**PROBLEMS TO WORK ON:**
a) Which names beginning with "$" are given a value with "=" in the code?
b) In the records, start with the first line and go on through the line with "candle-body [230, 813, 238, 832]". Switch "candle-body" to "candle" in those lines, keep everything else unchanged, and give only those lines.

-- start PASSAGE TO READ --

# -*- coding: utf-8 -*-
import os
from functools import partial

import luigi

from crypta.profile.lib import vector_helpers

from crypta.profile.utils.config import config
from crypta.profile.utils.luigi_utils import BaseYtTask, YtDailyRewritableTarget, ExternalInput, ExternalInputDate

NEW_TELEPHONY_USERS = '//home/telephony/mbi/active_user_yt_for_crypta_new_telephony'
SPRAV_USERS = '//home/telephony/mbi/active_user_sprav_for_crypta_v2'

prepare_vectors_query = """
$normalized_sprav_emails = (
    SELECT permalink, Identifiers::HashMd5Email(email) AS id, 'email_md5' AS id_type
    FROM (
        SELECT permalink, email
        FROM `{sprav_users_table}`
        FLATTEN LIST BY email
    )
    WHERE Identifiers::IsValidEmail(email)
);

$normalized_sprav_phones = (
    SELECT permalink, Identifiers::HashMd5Phone(phone) AS id, 'phone_md5' AS id_type
    FROM (
        SELECT permalink, phone
        FROM `{sprav_users_table}`
        FLATTEN LIST BY phone
    )
    WHERE Identifiers::IsValidPhone(phone)
);

$normalized_telephony_emails = (
    SELECT Identifiers::HashMd5Email(email) AS id, 'email_md5' AS id_type
    FROM `{telephony_users_table}`
    WHERE Identifiers::IsValidEmail(email)
);

$normalized_telephony_phones = (
    SELECT Identifiers::HashMd5Phone(phone) AS id, 'phone_md5' AS id_type
    FROM `{telephony_users_table}`
    WHERE Identifiers::IsValidPhone(phone)
);

$active_sprav_users = (
    SELECT crypta_id, permalink
    FROM (
        SELECT t1.permalink AS permalink, CAST(t2.cryptaId AS Uint64) AS crypta_id
        FROM (
            SELECT *
            FROM $normalized_sprav_emails
            UNION ALL
            SELECT *
            FROM $normalized_sprav_phones
        ) AS t1
        INNER JOIN `{vertices_no_multi_profile_table}` AS t2
        USING (id, id_type)
    )

-- end PASSAGE TO READ --
-- start TASK MATERIAL --

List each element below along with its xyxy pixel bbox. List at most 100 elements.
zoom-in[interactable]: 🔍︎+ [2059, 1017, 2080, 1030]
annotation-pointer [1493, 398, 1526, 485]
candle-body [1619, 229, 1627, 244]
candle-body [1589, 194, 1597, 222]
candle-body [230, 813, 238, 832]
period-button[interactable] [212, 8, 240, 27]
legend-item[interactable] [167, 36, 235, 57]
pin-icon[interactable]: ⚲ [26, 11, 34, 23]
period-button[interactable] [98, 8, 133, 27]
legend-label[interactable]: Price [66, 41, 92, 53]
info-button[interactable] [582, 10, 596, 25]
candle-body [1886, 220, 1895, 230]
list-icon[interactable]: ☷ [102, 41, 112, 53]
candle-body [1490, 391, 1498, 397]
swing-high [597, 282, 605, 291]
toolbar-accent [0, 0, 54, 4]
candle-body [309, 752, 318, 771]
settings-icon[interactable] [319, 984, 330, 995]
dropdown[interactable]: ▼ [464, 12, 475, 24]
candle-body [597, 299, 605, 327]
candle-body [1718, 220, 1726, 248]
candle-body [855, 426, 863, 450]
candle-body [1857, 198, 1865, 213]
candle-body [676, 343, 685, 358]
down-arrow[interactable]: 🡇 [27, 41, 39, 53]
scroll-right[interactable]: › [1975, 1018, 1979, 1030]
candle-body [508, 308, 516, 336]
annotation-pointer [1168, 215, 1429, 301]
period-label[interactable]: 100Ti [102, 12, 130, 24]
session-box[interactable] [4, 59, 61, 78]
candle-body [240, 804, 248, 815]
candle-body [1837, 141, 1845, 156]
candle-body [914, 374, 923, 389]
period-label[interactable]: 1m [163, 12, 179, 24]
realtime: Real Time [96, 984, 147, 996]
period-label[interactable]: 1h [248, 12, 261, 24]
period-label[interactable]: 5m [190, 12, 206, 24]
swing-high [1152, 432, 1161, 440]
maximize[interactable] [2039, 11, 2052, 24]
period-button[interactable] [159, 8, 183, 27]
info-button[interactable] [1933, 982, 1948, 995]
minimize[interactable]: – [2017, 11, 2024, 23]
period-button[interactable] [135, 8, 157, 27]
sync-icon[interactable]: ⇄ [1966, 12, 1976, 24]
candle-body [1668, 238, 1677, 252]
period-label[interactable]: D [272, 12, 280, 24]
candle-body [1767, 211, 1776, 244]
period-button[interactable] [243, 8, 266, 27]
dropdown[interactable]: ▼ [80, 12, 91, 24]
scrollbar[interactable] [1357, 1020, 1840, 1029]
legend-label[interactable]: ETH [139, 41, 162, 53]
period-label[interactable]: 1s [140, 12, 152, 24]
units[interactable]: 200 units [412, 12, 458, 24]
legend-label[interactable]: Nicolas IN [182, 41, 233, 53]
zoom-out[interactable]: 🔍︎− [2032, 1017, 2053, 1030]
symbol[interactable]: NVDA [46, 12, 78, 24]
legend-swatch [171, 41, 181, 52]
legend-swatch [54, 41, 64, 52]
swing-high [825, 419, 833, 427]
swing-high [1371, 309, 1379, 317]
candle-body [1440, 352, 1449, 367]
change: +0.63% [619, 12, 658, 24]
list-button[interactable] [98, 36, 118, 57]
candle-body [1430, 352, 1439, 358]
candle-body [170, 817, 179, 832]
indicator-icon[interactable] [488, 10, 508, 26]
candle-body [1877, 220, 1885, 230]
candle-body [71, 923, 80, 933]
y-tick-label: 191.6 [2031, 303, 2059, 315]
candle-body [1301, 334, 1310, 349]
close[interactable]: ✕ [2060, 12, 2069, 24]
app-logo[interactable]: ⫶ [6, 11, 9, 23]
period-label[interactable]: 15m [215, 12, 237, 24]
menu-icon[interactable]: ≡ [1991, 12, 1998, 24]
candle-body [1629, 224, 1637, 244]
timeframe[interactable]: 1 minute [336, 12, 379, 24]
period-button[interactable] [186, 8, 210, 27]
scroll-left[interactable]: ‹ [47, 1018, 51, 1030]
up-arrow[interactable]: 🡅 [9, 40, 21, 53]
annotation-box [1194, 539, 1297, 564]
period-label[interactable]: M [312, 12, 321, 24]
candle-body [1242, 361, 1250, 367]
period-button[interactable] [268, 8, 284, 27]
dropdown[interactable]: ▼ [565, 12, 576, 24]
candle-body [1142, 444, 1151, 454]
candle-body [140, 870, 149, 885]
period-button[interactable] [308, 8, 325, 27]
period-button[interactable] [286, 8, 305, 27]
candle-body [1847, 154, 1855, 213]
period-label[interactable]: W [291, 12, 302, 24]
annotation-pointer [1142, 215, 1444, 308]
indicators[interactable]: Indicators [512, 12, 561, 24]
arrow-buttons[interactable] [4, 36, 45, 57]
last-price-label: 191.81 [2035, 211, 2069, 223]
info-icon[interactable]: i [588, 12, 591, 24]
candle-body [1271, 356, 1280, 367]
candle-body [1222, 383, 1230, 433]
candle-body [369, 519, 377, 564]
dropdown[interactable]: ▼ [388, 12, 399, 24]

-- end TASK MATERIAL --

**ANSWERS GIVEN:**
a)
$normalized_sprav_emails
$normalized_sprav_phones
$normalized_telephony_emails
$normalized_telephony_phones
$active_sprav_users

b)
List each element below along with its xyxy pixel bbox. List at most 100 elements.
zoom-in[interactable]: 🔍︎+ [2059, 1017, 2080, 1030]
annotation-pointer [1493, 398, 1526, 485]
candle [1619, 229, 1627, 244]
candle [1589, 194, 1597, 222]
candle [230, 813, 238, 832]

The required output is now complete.